* **WRITTEN INSTRUCTION**
Without including any images, repeat the data exactly.

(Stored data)
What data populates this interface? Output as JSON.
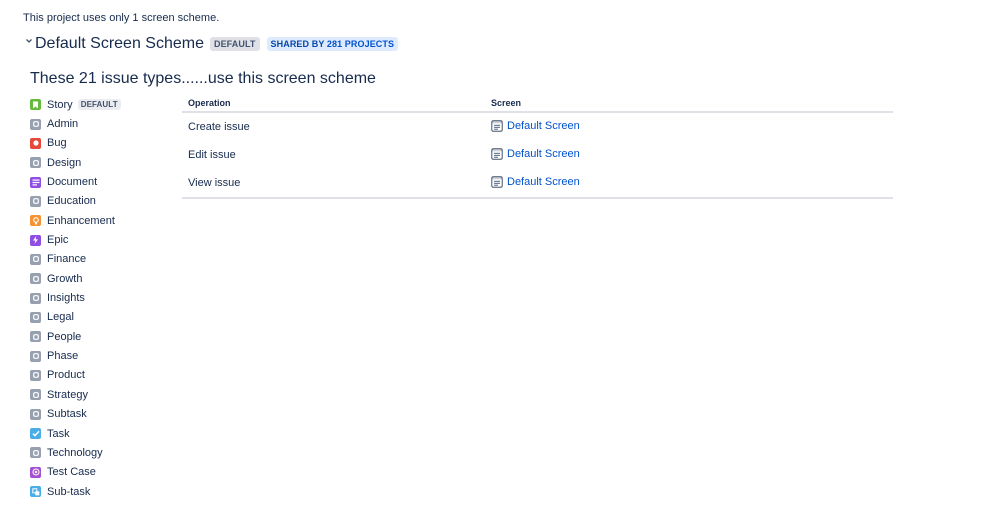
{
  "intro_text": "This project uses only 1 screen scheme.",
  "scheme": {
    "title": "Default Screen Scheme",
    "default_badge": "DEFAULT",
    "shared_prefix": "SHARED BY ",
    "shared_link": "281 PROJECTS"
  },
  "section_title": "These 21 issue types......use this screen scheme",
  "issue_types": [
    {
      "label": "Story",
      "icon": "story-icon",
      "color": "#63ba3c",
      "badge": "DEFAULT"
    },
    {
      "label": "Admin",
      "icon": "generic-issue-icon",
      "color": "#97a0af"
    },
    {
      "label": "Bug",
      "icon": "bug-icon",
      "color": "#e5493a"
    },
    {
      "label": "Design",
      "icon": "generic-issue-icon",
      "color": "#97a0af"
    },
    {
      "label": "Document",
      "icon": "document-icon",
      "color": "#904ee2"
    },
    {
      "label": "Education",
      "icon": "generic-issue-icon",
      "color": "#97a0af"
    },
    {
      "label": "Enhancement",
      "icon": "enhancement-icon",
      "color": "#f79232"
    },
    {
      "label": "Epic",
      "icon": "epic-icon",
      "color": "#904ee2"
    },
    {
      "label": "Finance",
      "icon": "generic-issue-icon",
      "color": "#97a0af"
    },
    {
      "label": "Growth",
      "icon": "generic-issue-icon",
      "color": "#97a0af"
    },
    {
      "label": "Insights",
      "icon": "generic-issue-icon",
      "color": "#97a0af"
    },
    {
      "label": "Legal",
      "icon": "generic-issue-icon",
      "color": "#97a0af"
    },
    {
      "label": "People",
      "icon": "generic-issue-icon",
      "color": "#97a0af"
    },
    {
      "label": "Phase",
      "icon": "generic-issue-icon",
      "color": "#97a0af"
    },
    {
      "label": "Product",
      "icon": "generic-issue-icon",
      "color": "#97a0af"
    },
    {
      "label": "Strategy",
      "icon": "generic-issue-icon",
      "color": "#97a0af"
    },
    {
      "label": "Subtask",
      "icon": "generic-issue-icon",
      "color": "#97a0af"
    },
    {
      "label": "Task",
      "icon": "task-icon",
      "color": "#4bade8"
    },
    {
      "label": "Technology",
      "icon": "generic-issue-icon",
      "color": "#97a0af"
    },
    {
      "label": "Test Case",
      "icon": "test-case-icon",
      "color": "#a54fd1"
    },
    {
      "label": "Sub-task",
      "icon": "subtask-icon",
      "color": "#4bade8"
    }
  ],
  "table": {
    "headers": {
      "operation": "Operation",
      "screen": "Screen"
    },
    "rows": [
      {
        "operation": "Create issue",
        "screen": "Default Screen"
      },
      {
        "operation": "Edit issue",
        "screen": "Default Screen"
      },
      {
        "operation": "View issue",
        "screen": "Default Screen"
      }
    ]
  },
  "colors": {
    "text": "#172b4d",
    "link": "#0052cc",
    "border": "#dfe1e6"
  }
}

* **EXPECTED ANSWER**
What data populates this interface? Output as JSON.
{
  "intro_text": "This project uses only 1 screen scheme.",
  "scheme": {
    "title": "Default Screen Scheme",
    "default_badge": "DEFAULT",
    "shared_prefix": "SHARED BY ",
    "shared_link": "281 PROJECTS"
  },
  "section_title": "These 21 issue types......use this screen scheme",
  "issue_types": [
    {
      "label": "Story",
      "icon": "story-icon",
      "color": "#63ba3c",
      "badge": "DEFAULT"
    },
    {
      "label": "Admin",
      "icon": "generic-issue-icon",
      "color": "#97a0af"
    },
    {
      "label": "Bug",
      "icon": "bug-icon",
      "color": "#e5493a"
    },
    {
      "label": "Design",
      "icon": "generic-issue-icon",
      "color": "#97a0af"
    },
    {
      "label": "Document",
      "icon": "document-icon",
      "color": "#904ee2"
    },
    {
      "label": "Education",
      "icon": "generic-issue-icon",
      "color": "#97a0af"
    },
    {
      "label": "Enhancement",
      "icon": "enhancement-icon",
      "color": "#f79232"
    },
    {
      "label": "Epic",
      "icon": "epic-icon",
      "color": "#904ee2"
    },
    {
      "label": "Finance",
      "icon": "generic-issue-icon",
      "color": "#97a0af"
    },
    {
      "label": "Growth",
      "icon": "generic-issue-icon",
      "color": "#97a0af"
    },
    {
      "label": "Insights",
      "icon": "generic-issue-icon",
      "color": "#97a0af"
    },
    {
      "label": "Legal",
      "icon": "generic-issue-icon",
      "color": "#97a0af"
    },
    {
      "label": "People",
      "icon": "generic-issue-icon",
      "color": "#97a0af"
    },
    {
      "label": "Phase",
      "icon": "generic-issue-icon",
      "color": "#97a0af"
    },
    {
      "label": "Product",
      "icon": "generic-issue-icon",
      "color": "#97a0af"
    },
    {
      "label": "Strategy",
      "icon": "generic-issue-icon",
      "color": "#97a0af"
    },
    {
      "label": "Subtask",
      "icon": "generic-issue-icon",
      "color": "#97a0af"
    },
    {
      "label": "Task",
      "icon": "task-icon",
      "color": "#4bade8"
    },
    {
      "label": "Technology",
      "icon": "generic-issue-icon",
      "color": "#97a0af"
    },
    {
      "label": "Test Case",
      "icon": "test-case-icon",
      "color": "#a54fd1"
    },
    {
      "label": "Sub-task",
      "icon": "subtask-icon",
      "color": "#4bade8"
    }
  ],
  "table": {
    "headers": {
      "operation": "Operation",
      "screen": "Screen"
    },
    "rows": [
      {
        "operation": "Create issue",
        "screen": "Default Screen"
      },
      {
        "operation": "Edit issue",
        "screen": "Default Screen"
      },
      {
        "operation": "View issue",
        "screen": "Default Screen"
      }
    ]
  },
  "colors": {
    "text": "#172b4d",
    "link": "#0052cc",
    "border": "#dfe1e6"
  }
}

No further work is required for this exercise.